Description of the task:
Word for word, retype every entry in the listing.

%%

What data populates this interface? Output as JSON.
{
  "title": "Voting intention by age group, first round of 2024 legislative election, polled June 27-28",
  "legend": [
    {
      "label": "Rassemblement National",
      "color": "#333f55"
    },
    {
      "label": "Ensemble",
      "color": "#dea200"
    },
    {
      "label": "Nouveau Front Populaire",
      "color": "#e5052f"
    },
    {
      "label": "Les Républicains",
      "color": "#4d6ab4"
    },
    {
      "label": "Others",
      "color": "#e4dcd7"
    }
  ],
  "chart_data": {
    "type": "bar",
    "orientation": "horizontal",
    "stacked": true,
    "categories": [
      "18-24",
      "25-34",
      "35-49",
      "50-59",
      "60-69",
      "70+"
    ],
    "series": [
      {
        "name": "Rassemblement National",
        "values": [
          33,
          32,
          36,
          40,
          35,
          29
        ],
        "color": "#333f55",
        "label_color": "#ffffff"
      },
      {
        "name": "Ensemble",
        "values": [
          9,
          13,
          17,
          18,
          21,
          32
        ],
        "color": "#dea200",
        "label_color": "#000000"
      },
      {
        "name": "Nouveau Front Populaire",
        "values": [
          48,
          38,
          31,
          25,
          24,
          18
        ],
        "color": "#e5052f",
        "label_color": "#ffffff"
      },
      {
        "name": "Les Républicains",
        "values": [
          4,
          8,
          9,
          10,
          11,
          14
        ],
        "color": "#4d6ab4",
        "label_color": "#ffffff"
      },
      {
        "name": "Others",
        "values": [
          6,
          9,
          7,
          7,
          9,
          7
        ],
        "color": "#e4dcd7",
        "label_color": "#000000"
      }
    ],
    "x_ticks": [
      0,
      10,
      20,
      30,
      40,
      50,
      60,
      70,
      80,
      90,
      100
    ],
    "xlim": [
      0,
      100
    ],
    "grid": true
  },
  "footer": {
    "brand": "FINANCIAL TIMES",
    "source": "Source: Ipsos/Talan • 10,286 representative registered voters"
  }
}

%%

Solved problem:
What data populates this interface? Output as JSON.
{
  "title": "Voting intention by age group, first round of 2024 legislative election, polled June 27-28",
  "legend": [
    {
      "label": "Rassemblement National",
      "color": "#333f55"
    },
    {
      "label": "Ensemble",
      "color": "#dea200"
    },
    {
      "label": "Nouveau Front Populaire",
      "color": "#e5052f"
    },
    {
      "label": "Les Républicains",
      "color": "#4d6ab4"
    },
    {
      "label": "Others",
      "color": "#e4dcd7"
    }
  ],
  "chart_data": {
    "type": "bar",
    "orientation": "horizontal",
    "stacked": true,
    "categories": [
      "18-24",
      "25-34",
      "35-49",
      "50-59",
      "60-69",
      "70+"
    ],
    "series": [
      {
        "name": "Rassemblement National",
        "values": [
          33,
          32,
          36,
          40,
          35,
          29
        ],
        "color": "#333f55",
        "label_color": "#ffffff"
      },
      {
        "name": "Ensemble",
        "values": [
          9,
          13,
          17,
          18,
          21,
          32
        ],
        "color": "#dea200",
        "label_color": "#000000"
      },
      {
        "name": "Nouveau Front Populaire",
        "values": [
          48,
          38,
          31,
          25,
          24,
          18
        ],
        "color": "#e5052f",
        "label_color": "#ffffff"
      },
      {
        "name": "Les Républicains",
        "values": [
          4,
          8,
          9,
          10,
          11,
          14
        ],
        "color": "#4d6ab4",
        "label_color": "#ffffff"
      },
      {
        "name": "Others",
        "values": [
          6,
          9,
          7,
          7,
          9,
          7
        ],
        "color": "#e4dcd7",
        "label_color": "#000000"
      }
    ],
    "x_ticks": [
      0,
      10,
      20,
      30,
      40,
      50,
      60,
      70,
      80,
      90,
      100
    ],
    "xlim": [
      0,
      100
    ],
    "grid": true
  },
  "footer": {
    "brand": "FINANCIAL TIMES",
    "source": "Source: Ipsos/Talan • 10,286 representative registered voters"
  }
}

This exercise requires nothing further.